§ **RECORDS TO USE**:

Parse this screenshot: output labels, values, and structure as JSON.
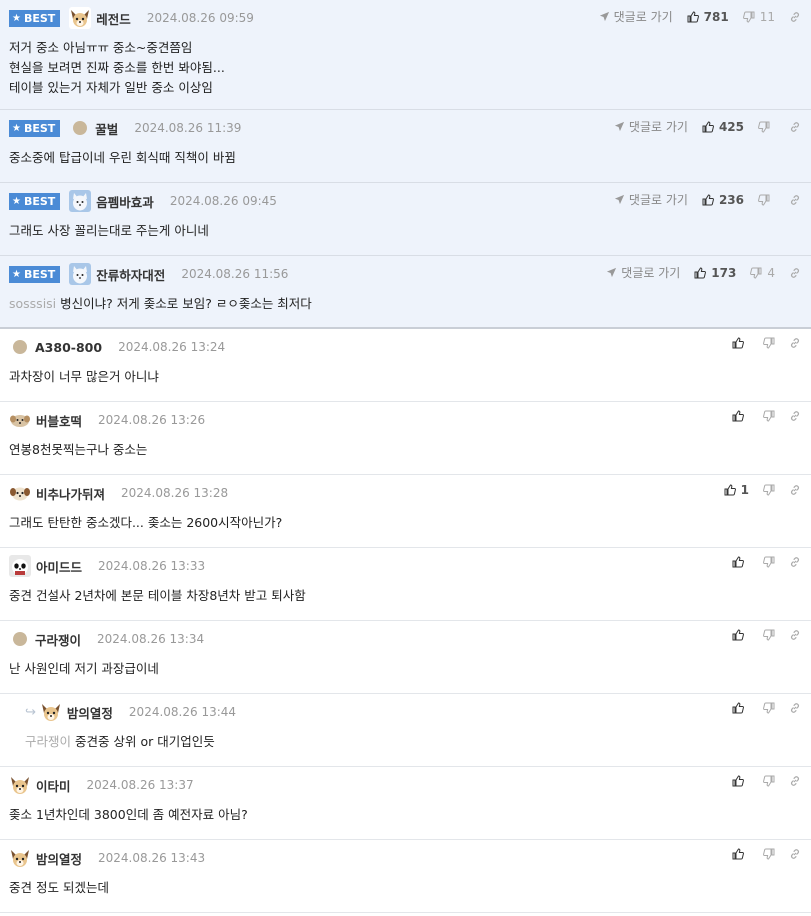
{
  "best_label": "BEST",
  "reply_label": "댓글로 가기",
  "best_comments": [
    {
      "nick": "레전드",
      "date": "2024.08.26 09:59",
      "lines": [
        "저거 중소 아님ㅠㅠ 중소~중견쯤임",
        "현실을 보려면 진짜 중소를 한번 봐야됨...",
        "테이블 있는거 자체가 일반 중소 이상임"
      ],
      "up": "781",
      "down": "11",
      "avatar": "dog-icon"
    },
    {
      "nick": "꿀벌",
      "date": "2024.08.26 11:39",
      "lines": [
        "중소중에 탑급이네 우린 회식때 직책이 바뀜"
      ],
      "up": "425",
      "down": "",
      "avatar": "dot-icon"
    },
    {
      "nick": "음펨바효과",
      "date": "2024.08.26 09:45",
      "lines": [
        "그래도 사장 꼴리는대로 주는게 아니네"
      ],
      "up": "236",
      "down": "",
      "avatar": "fox-icon"
    },
    {
      "nick": "잔류하자대전",
      "date": "2024.08.26 11:56",
      "mention": "sosssisi",
      "lines": [
        "병신이냐? 저게 좆소로 보임? ㄹㅇ좆소는 최저다"
      ],
      "up": "173",
      "down": "4",
      "avatar": "fox-icon"
    }
  ],
  "comments": [
    {
      "nick": "A380-800",
      "date": "2024.08.26 13:24",
      "text": "과차장이 너무 많은거 아니냐",
      "up": "",
      "avatar": "dot-icon"
    },
    {
      "nick": "버블호떡",
      "date": "2024.08.26 13:26",
      "text": "연봉8천못찍는구나 중소는",
      "up": "",
      "avatar": "puppy-icon"
    },
    {
      "nick": "비추나가뒤져",
      "date": "2024.08.26 13:28",
      "text": "그래도 탄탄한 중소겠다... 좆소는 2600시작아닌가?",
      "up": "1",
      "avatar": "puppy-icon"
    },
    {
      "nick": "아미드드",
      "date": "2024.08.26 13:33",
      "text": "중견 건설사 2년차에 본문 테이블 차장8년차 받고 퇴사함",
      "up": "",
      "avatar": "panda-icon"
    },
    {
      "nick": "구라쟁이",
      "date": "2024.08.26 13:34",
      "text": "난 사원인데 저기 과장급이네",
      "up": "",
      "avatar": "dot-icon"
    },
    {
      "nick": "밤의열정",
      "date": "2024.08.26 13:44",
      "mention": "구라쟁이",
      "text": "중견중 상위 or 대기업인듯",
      "up": "",
      "avatar": "dog-icon",
      "is_reply": true
    },
    {
      "nick": "이타미",
      "date": "2024.08.26 13:37",
      "text": "좆소 1년차인데 3800인데 좀 예전자료 아님?",
      "up": "",
      "avatar": "dog-icon"
    },
    {
      "nick": "밤의열정",
      "date": "2024.08.26 13:43",
      "text": "중견 정도 되겠는데",
      "up": "",
      "avatar": "dog-icon"
    }
  ]
}
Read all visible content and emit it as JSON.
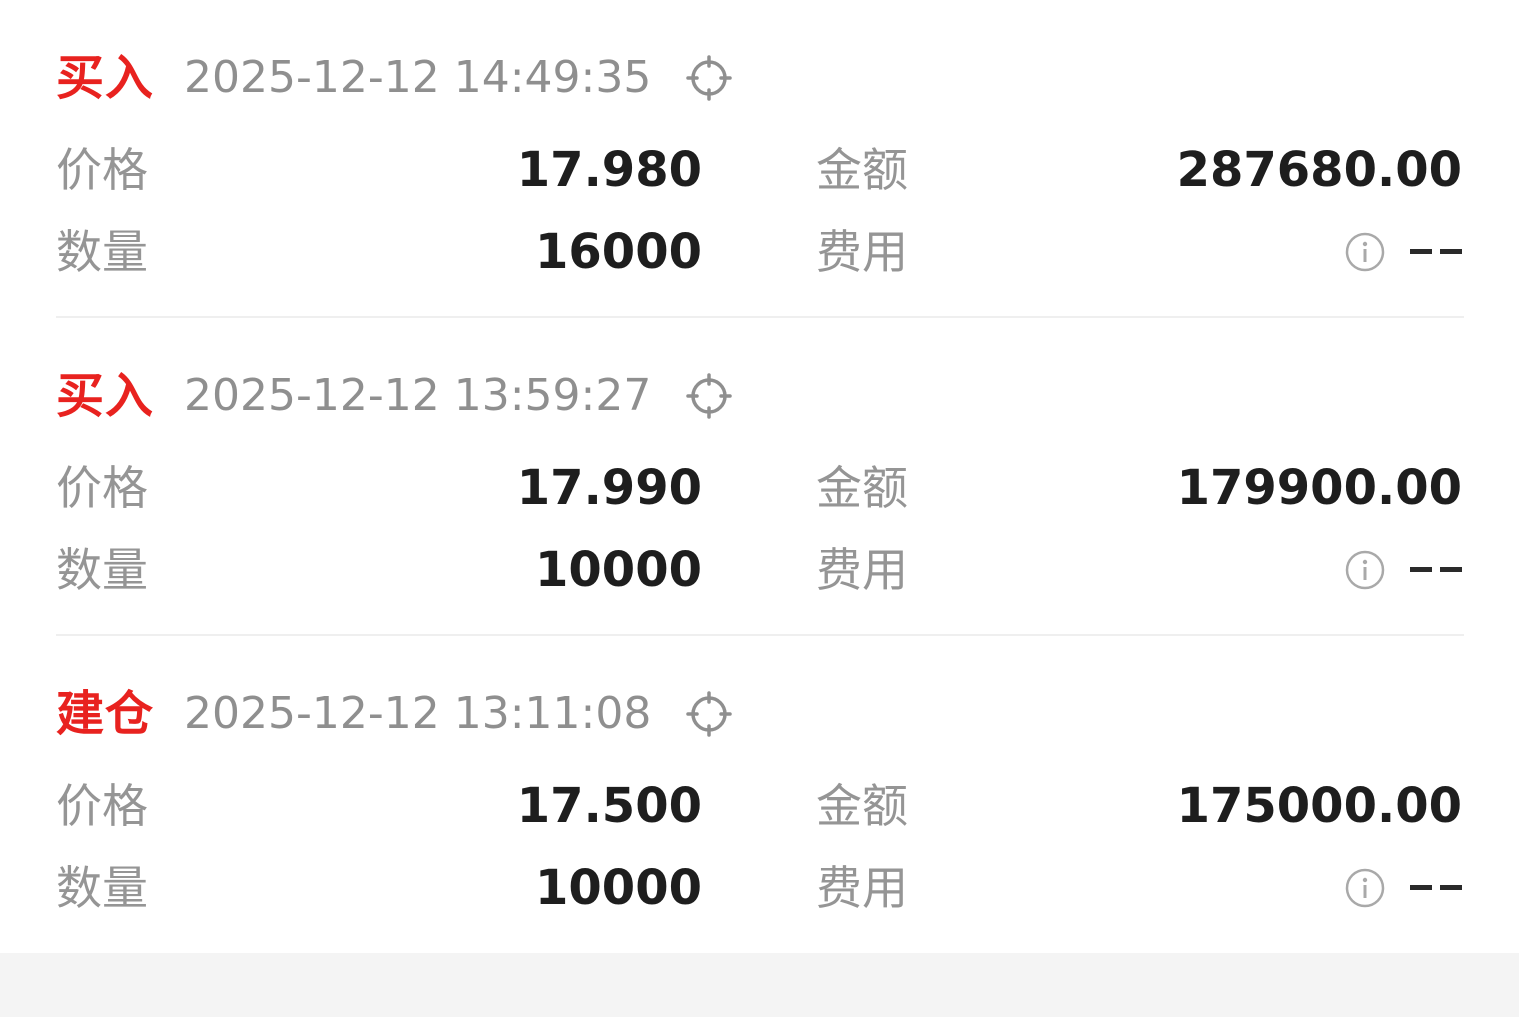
{
  "records": [
    {
      "action": "买入",
      "time": "2025-12-12 14:49:35",
      "price_label": "价格",
      "price": "17.980",
      "amount_label": "金额",
      "amount": "287680.00",
      "qty_label": "数量",
      "qty": "16000",
      "fee_label": "费用",
      "fee": "--"
    },
    {
      "action": "买入",
      "time": "2025-12-12 13:59:27",
      "price_label": "价格",
      "price": "17.990",
      "amount_label": "金额",
      "amount": "179900.00",
      "qty_label": "数量",
      "qty": "10000",
      "fee_label": "费用",
      "fee": "--"
    },
    {
      "action": "建仓",
      "time": "2025-12-12 13:11:08",
      "price_label": "价格",
      "price": "17.500",
      "amount_label": "金额",
      "amount": "175000.00",
      "qty_label": "数量",
      "qty": "10000",
      "fee_label": "费用",
      "fee": "--"
    }
  ],
  "icons": {
    "locate": "crosshair-icon",
    "info": "info-icon"
  },
  "colors": {
    "action": "#e8221f",
    "label": "#959595",
    "value": "#1e1e1e",
    "time": "#8f8f8f",
    "background": "#f4f4f4"
  }
}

§ **TASK DESCRIPTION**:
Write the records out once more, exactly as they appear, with no pictures.

§ **TASK ANSWER**:
Parse this screenshot: output labels, values, and structure as JSON.
{
  "best_label": "BEST",
  "reply_label": "댓글로 가기",
  "best_comments": [
    {
      "nick": "레전드",
      "date": "2024.08.26 09:59",
      "lines": [
        "저거 중소 아님ㅠㅠ 중소~중견쯤임",
        "현실을 보려면 진짜 중소를 한번 봐야됨...",
        "테이블 있는거 자체가 일반 중소 이상임"
      ],
      "up": "781",
      "down": "11",
      "avatar": "dog-icon"
    },
    {
      "nick": "꿀벌",
      "date": "2024.08.26 11:39",
      "lines": [
        "중소중에 탑급이네 우린 회식때 직책이 바뀜"
      ],
      "up": "425",
      "down": "",
      "avatar": "dot-icon"
    },
    {
      "nick": "음펨바효과",
      "date": "2024.08.26 09:45",
      "lines": [
        "그래도 사장 꼴리는대로 주는게 아니네"
      ],
      "up": "236",
      "down": "",
      "avatar": "fox-icon"
    },
    {
      "nick": "잔류하자대전",
      "date": "2024.08.26 11:56",
      "mention": "sosssisi",
      "lines": [
        "병신이냐? 저게 좆소로 보임? ㄹㅇ좆소는 최저다"
      ],
      "up": "173",
      "down": "4",
      "avatar": "fox-icon"
    }
  ],
  "comments": [
    {
      "nick": "A380-800",
      "date": "2024.08.26 13:24",
      "text": "과차장이 너무 많은거 아니냐",
      "up": "",
      "avatar": "dot-icon"
    },
    {
      "nick": "버블호떡",
      "date": "2024.08.26 13:26",
      "text": "연봉8천못찍는구나 중소는",
      "up": "",
      "avatar": "puppy-icon"
    },
    {
      "nick": "비추나가뒤져",
      "date": "2024.08.26 13:28",
      "text": "그래도 탄탄한 중소겠다... 좆소는 2600시작아닌가?",
      "up": "1",
      "avatar": "puppy-icon"
    },
    {
      "nick": "아미드드",
      "date": "2024.08.26 13:33",
      "text": "중견 건설사 2년차에 본문 테이블 차장8년차 받고 퇴사함",
      "up": "",
      "avatar": "panda-icon"
    },
    {
      "nick": "구라쟁이",
      "date": "2024.08.26 13:34",
      "text": "난 사원인데 저기 과장급이네",
      "up": "",
      "avatar": "dot-icon"
    },
    {
      "nick": "밤의열정",
      "date": "2024.08.26 13:44",
      "mention": "구라쟁이",
      "text": "중견중 상위 or 대기업인듯",
      "up": "",
      "avatar": "dog-icon",
      "is_reply": true
    },
    {
      "nick": "이타미",
      "date": "2024.08.26 13:37",
      "text": "좆소 1년차인데 3800인데 좀 예전자료 아님?",
      "up": "",
      "avatar": "dog-icon"
    },
    {
      "nick": "밤의열정",
      "date": "2024.08.26 13:43",
      "text": "중견 정도 되겠는데",
      "up": "",
      "avatar": "dog-icon"
    }
  ]
}
Read all visible content and emit it as JSON.
{
  "records": [
    {
      "action": "买入",
      "time": "2025-12-12 14:49:35",
      "price_label": "价格",
      "price": "17.980",
      "amount_label": "金额",
      "amount": "287680.00",
      "qty_label": "数量",
      "qty": "16000",
      "fee_label": "费用",
      "fee": "--"
    },
    {
      "action": "买入",
      "time": "2025-12-12 13:59:27",
      "price_label": "价格",
      "price": "17.990",
      "amount_label": "金额",
      "amount": "179900.00",
      "qty_label": "数量",
      "qty": "10000",
      "fee_label": "费用",
      "fee": "--"
    },
    {
      "action": "建仓",
      "time": "2025-12-12 13:11:08",
      "price_label": "价格",
      "price": "17.500",
      "amount_label": "金额",
      "amount": "175000.00",
      "qty_label": "数量",
      "qty": "10000",
      "fee_label": "费用",
      "fee": "--"
    }
  ],
  "icons": {
    "locate": "crosshair-icon",
    "info": "info-icon"
  },
  "colors": {
    "action": "#e8221f",
    "label": "#959595",
    "value": "#1e1e1e",
    "time": "#8f8f8f",
    "background": "#f4f4f4"
  }
}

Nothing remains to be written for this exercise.